Oxford: Centre for Brazilian Studies, University of Oxford, 2005
ISBN 0-9544070-4-0 (£20)
 

Apparent in any bibliography of the Irish in Latin America is the disproportionate number of works on the Irish in Argentina compared to the very meagre amount of research on Irish people in other Latin American countries. With the exception of some topics that continue to attract the attention of authors - such as the San Patricio battalion in Mexico and Eliza Lynch in Paraguay - an overwhelming number of books and articles are dedicated to the Irish on the Argentine pampas. [1] This is the first book ever to study British and Irish emigrants to Brazil and is, therefore, a valuable addition to the reference books and articles already published in this area.

Above and beyond its pioneering characteristics, Marshall’s book represents an important piece of research for which a wide array of primary sources was consulted in several archives in Brazil, England and the United States. In publishing English, Irish and Irish-American Pioneer Settlers, Marshall is adding a new title to his already prolific list: The English-Language Press in Latin America (London: Institute of Latin American Studies, University of London, 1996), Brazil in British and Irish Archives (Centre for Brazilian Studies, University of Oxford, 2002), and (as editor), English-Speaking Communities in Latin America (London: Macmillan, 2000).


A Chamberlain-family wedding gathering, Cêrro Azul, c. 1927
(Margarida Chamberlain), p. 209.

• _Task to complete_: Extend the review of Marshall's book on English, Irish and Irish-American settlers in Brazil, picking up after its final line.

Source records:
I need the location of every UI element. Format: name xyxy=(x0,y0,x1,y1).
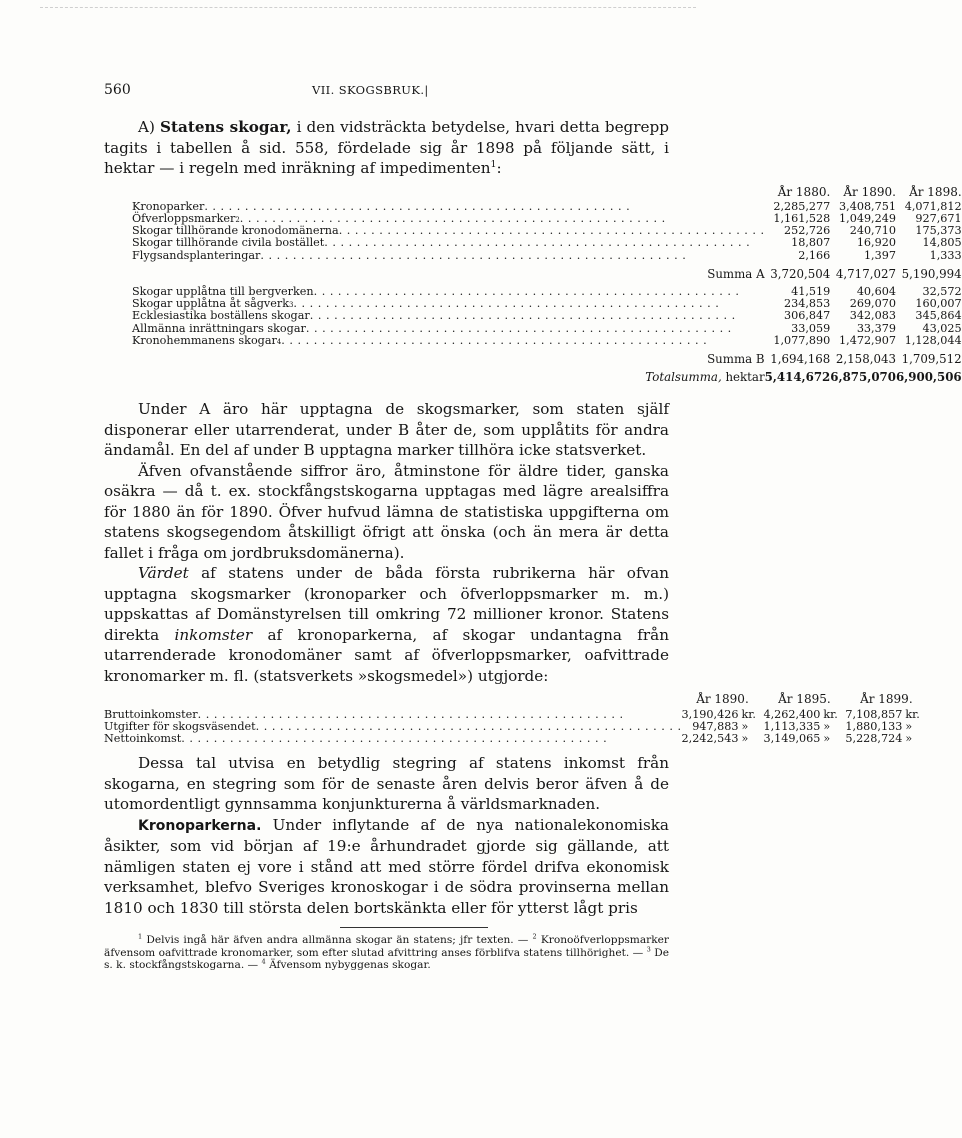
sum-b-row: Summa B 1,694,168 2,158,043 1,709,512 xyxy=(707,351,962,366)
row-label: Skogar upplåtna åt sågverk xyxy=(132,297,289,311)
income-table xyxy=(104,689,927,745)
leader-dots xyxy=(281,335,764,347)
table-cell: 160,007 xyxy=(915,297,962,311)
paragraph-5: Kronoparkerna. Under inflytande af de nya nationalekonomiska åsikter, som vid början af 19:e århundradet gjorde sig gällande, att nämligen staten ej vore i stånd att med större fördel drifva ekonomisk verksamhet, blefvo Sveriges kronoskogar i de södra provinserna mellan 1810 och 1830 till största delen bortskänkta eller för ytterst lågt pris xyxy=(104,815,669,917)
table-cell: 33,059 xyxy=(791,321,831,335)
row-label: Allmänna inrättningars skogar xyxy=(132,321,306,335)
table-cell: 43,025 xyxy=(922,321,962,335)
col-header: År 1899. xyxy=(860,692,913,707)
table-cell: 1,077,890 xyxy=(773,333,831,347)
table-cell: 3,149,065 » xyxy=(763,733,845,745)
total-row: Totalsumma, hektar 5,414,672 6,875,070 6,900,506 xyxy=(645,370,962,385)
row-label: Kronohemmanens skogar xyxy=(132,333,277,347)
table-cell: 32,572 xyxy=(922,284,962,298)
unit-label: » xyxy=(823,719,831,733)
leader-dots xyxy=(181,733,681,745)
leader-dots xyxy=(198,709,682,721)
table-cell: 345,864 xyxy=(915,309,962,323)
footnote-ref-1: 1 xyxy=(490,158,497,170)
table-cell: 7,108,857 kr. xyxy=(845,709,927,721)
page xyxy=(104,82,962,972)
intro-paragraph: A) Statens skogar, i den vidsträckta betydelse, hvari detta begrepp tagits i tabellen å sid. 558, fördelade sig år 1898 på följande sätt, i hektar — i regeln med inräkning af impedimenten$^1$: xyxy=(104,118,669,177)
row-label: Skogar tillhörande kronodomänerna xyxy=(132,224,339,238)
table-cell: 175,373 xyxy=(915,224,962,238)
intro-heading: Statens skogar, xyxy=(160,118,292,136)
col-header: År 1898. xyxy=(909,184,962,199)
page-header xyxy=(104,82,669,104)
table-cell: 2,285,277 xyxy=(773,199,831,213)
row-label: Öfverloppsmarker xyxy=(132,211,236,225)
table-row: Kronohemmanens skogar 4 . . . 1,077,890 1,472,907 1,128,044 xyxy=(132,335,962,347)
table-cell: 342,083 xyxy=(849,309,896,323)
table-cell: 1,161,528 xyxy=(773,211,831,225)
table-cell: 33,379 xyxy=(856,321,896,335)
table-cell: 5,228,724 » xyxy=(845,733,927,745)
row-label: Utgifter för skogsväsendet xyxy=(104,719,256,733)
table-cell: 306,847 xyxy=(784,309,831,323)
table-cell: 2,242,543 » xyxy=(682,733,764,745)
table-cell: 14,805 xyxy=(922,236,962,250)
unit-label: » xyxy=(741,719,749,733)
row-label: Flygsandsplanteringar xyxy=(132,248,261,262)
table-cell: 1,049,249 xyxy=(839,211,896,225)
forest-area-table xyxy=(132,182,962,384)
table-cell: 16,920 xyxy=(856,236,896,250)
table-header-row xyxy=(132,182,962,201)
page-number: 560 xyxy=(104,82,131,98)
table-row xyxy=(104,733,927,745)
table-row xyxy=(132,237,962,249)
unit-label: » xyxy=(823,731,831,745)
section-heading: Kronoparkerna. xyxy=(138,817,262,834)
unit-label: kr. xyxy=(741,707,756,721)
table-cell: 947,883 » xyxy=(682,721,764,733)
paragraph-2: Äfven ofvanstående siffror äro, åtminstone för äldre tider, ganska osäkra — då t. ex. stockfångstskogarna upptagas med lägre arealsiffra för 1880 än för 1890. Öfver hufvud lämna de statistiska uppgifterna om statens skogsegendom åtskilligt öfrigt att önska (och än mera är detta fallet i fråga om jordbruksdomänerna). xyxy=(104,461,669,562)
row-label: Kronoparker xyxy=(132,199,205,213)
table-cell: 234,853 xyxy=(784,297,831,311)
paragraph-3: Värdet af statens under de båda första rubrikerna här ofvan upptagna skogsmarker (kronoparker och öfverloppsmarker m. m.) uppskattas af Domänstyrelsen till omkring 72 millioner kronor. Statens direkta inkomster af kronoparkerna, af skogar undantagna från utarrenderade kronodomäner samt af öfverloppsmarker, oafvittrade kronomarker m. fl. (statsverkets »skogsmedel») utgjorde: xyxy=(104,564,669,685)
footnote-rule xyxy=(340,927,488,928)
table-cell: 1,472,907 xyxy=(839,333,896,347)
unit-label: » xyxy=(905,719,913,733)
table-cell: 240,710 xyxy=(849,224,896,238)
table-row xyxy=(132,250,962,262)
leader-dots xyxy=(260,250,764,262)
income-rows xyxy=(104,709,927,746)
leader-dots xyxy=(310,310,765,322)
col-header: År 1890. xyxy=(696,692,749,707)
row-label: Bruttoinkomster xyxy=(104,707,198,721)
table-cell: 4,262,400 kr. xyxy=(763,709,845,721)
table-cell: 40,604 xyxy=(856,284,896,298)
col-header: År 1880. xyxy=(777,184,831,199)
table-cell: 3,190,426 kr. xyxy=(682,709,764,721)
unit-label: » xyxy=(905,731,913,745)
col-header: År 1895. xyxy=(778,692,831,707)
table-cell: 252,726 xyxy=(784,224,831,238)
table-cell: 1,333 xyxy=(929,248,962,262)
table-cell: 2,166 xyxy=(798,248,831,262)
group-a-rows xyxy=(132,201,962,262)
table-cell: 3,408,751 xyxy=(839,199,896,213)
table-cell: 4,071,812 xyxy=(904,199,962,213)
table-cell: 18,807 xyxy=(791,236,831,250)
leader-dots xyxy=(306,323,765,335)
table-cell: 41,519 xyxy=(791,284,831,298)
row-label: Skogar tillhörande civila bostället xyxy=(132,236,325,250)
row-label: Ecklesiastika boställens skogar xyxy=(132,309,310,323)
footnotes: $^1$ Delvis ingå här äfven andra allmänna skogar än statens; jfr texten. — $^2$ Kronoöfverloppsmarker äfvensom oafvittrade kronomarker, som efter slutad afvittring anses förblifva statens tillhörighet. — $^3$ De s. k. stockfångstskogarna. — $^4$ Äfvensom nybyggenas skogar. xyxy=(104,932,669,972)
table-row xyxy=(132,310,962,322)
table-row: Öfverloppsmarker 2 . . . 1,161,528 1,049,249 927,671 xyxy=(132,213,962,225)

• _Output below_:
The author opens his study with a discussion of emigration from Britain and Ireland to Brazil. 'Before an immigrant-based community can assert its identity, be it influential or assimilate' he says, 'it has to be established. Before it can be established, it has to be imagined' (p. 7). The ways in which the Brazilian government, agents, priests, trade union leaders and emigrants imagined the possibility of starting a new life in Brazil are analysed in detail in the chapters that follow. In this analysis, the living conditions of the English and Irish people in England and the United States are studied in the context of the complexity of the migration process, which 'often involves more than a simple one-way passage' (9). This complexity and the multiple migration waves and actors, in spite of the author's rigorous and meticulous writing, sometimes make the book difficult to follow as a coherent narrative, and render it more of a work of reference than a single story of settlement in a foreign country.

Before proceeding to a detailed description of the colonies, the complete background of Brazilian immigration policy is analysed for the reader, including a brief account of William Cotter's recruitment of soldiers in Cork in 1826 and Fr. T. Donovan's settlement of Wexford immigrants in Monte Bonito (Rio Grande do Sul) in 1852. The key role of Tipperary-born journalist William Scully, founder of the Anglo-Brazilian Times and co-founder of the International Immigration Society, is also discussed in relation to the establishment of new colonies in Brazil.

The Irish emigrated to Brazil from New York City, Birmingham and Wednesbury in the Black Country of England. They were 'desperate to believe that a better life could be found in far-off South America' (38). It was a migration scheme conceived by promoters of agricultural colonisation in Brazil who worked in England, and United States agents who were paid a commission for each person sent. In Wednesbury, Father George Montgomery was wont to preach to his poor Irish parishioners: 'We hear our divine Saviour saying, "When they persecute you in one state, flee ye to another," and we look whither we may flee to obey this precept' (50). Fr. Montgomery, together with Brazilian agents in London, imagined 'a network of New Irelands' in South America, that is, colonies that would appeal to 'single men and lads, free, healthy, brave, strong, generous, and disposed to live as becomes good Catholics' (61).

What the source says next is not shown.